(Lines of data)
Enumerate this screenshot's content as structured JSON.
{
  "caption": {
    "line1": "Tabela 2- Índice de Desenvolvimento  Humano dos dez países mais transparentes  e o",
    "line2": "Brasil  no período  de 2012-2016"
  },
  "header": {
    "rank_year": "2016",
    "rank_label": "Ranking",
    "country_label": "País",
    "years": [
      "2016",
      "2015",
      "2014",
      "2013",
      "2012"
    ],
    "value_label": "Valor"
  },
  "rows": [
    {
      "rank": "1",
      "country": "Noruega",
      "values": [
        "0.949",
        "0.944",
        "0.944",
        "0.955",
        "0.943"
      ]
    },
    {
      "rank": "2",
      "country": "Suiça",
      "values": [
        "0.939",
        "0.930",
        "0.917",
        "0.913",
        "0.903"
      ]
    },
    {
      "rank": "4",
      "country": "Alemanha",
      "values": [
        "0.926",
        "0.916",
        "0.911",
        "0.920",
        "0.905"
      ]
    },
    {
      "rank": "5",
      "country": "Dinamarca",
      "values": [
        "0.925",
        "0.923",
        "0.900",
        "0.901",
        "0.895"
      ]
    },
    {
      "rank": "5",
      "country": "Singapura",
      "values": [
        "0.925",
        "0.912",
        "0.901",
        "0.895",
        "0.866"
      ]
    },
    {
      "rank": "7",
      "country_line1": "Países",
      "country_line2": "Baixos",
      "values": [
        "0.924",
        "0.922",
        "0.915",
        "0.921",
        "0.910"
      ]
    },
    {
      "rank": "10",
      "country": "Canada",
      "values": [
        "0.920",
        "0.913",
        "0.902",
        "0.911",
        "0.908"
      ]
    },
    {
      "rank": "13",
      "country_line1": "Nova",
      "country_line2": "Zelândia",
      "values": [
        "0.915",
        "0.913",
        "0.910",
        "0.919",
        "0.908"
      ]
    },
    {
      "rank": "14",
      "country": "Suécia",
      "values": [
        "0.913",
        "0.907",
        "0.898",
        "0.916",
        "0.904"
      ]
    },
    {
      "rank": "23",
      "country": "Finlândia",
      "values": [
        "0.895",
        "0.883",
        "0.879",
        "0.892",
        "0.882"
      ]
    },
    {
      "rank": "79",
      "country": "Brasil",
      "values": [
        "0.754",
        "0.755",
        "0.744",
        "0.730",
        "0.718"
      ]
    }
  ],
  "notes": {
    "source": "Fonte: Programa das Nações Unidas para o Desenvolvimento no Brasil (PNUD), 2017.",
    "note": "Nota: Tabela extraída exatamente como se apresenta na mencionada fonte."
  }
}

• **EXERCISE INSTRUCTIONS**:
Look through the entries and find each line that has the string "Tabela". Copy those lines.

• **RESPONSE TO THE TASK**:
    "line1": "Tabela 2- Índice de Desenvolvimento  Humano dos dez países mais transparentes  e o",
    "note": "Nota: Tabela extraída exatamente como se apresenta na mencionada fonte."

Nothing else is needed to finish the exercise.